> [Directions] Repeat the whole listing below, word for word.

## Begin

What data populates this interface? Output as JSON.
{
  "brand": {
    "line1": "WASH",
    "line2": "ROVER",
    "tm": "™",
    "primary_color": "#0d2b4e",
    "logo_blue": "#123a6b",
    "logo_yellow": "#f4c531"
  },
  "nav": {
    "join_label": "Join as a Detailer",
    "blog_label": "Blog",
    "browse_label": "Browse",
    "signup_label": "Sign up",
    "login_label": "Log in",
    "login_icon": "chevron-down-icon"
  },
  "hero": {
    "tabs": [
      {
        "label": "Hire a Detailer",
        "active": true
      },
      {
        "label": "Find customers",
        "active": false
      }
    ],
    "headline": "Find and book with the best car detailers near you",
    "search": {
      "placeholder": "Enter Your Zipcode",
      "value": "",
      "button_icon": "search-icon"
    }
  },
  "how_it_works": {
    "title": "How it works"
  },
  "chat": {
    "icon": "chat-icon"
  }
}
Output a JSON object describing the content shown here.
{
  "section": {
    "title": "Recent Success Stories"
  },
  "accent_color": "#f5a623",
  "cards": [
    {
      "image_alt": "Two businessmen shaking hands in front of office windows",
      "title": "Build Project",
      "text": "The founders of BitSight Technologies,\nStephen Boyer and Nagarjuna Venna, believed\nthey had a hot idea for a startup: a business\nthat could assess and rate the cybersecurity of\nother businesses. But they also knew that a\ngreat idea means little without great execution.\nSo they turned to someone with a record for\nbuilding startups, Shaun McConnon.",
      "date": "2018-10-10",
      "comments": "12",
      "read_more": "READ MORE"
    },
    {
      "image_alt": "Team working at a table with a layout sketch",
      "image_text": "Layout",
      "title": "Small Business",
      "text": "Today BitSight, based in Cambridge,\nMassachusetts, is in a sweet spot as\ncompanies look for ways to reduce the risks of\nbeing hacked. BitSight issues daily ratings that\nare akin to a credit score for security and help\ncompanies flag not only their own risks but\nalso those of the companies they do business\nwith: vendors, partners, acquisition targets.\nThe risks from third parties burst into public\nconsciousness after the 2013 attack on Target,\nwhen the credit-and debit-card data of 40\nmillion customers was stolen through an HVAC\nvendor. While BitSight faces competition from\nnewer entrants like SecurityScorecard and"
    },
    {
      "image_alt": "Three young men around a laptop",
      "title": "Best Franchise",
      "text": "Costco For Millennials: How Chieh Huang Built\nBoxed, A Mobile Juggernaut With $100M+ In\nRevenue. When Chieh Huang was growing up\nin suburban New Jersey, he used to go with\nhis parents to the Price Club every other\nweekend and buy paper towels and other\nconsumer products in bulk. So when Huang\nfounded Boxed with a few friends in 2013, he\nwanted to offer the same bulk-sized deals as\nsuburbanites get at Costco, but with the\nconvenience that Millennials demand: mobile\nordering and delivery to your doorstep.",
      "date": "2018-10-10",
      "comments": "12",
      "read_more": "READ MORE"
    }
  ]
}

## End

> [Exercise answer]
What data populates this interface? Output as JSON.
{
  "brand": {
    "line1": "WASH",
    "line2": "ROVER",
    "tm": "™",
    "primary_color": "#0d2b4e",
    "logo_blue": "#123a6b",
    "logo_yellow": "#f4c531"
  },
  "nav": {
    "join_label": "Join as a Detailer",
    "blog_label": "Blog",
    "browse_label": "Browse",
    "signup_label": "Sign up",
    "login_label": "Log in",
    "login_icon": "chevron-down-icon"
  },
  "hero": {
    "tabs": [
      {
        "label": "Hire a Detailer",
        "active": true
      },
      {
        "label": "Find customers",
        "active": false
      }
    ],
    "headline": "Find and book with the best car detailers near you",
    "search": {
      "placeholder": "Enter Your Zipcode",
      "value": "",
      "button_icon": "search-icon"
    }
  },
  "how_it_works": {
    "title": "How it works"
  },
  "chat": {
    "icon": "chat-icon"
  }
}
Output a JSON object describing the content shown here.
{
  "section": {
    "title": "Recent Success Stories"
  },
  "accent_color": "#f5a623",
  "cards": [
    {
      "image_alt": "Two businessmen shaking hands in front of office windows",
      "title": "Build Project",
      "text": "The founders of BitSight Technologies,\nStephen Boyer and Nagarjuna Venna, believed\nthey had a hot idea for a startup: a business\nthat could assess and rate the cybersecurity of\nother businesses. But they also knew that a\ngreat idea means little without great execution.\nSo they turned to someone with a record for\nbuilding startups, Shaun McConnon.",
      "date": "2018-10-10",
      "comments": "12",
      "read_more": "READ MORE"
    },
    {
      "image_alt": "Team working at a table with a layout sketch",
      "image_text": "Layout",
      "title": "Small Business",
      "text": "Today BitSight, based in Cambridge,\nMassachusetts, is in a sweet spot as\ncompanies look for ways to reduce the risks of\nbeing hacked. BitSight issues daily ratings that\nare akin to a credit score for security and help\ncompanies flag not only their own risks but\nalso those of the companies they do business\nwith: vendors, partners, acquisition targets.\nThe risks from third parties burst into public\nconsciousness after the 2013 attack on Target,\nwhen the credit-and debit-card data of 40\nmillion customers was stolen through an HVAC\nvendor. While BitSight faces competition from\nnewer entrants like SecurityScorecard and"
    },
    {
      "image_alt": "Three young men around a laptop",
      "title": "Best Franchise",
      "text": "Costco For Millennials: How Chieh Huang Built\nBoxed, A Mobile Juggernaut With $100M+ In\nRevenue. When Chieh Huang was growing up\nin suburban New Jersey, he used to go with\nhis parents to the Price Club every other\nweekend and buy paper towels and other\nconsumer products in bulk. So when Huang\nfounded Boxed with a few friends in 2013, he\nwanted to offer the same bulk-sized deals as\nsuburbanites get at Costco, but with the\nconvenience that Millennials demand: mobile\nordering and delivery to your doorstep.",
      "date": "2018-10-10",
      "comments": "12",
      "read_more": "READ MORE"
    }
  ]
}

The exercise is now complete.